>>>

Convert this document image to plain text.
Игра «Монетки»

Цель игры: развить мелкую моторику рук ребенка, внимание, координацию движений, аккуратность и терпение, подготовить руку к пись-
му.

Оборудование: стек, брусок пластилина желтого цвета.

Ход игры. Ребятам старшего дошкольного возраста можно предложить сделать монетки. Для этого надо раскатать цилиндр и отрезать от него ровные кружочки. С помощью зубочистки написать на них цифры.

<<<

Directive
Your task is to repeat every line exactly.

Solution to the exercise
Convert this document image to plain text.
Игра «Монетки»

Цель игры: развить мелкую моторику рук ребенка, внимание, координацию движений, аккуратность и терпение, подготовить руку к пись-
му.

Оборудование: стек, брусок пластилина желтого цвета.

Ход игры. Ребятам старшего дошкольного возраста можно предложить сделать монетки. Для этого надо раскатать цилиндр и отрезать от него ровные кружочки. С помощью зубочистки написать на них цифры.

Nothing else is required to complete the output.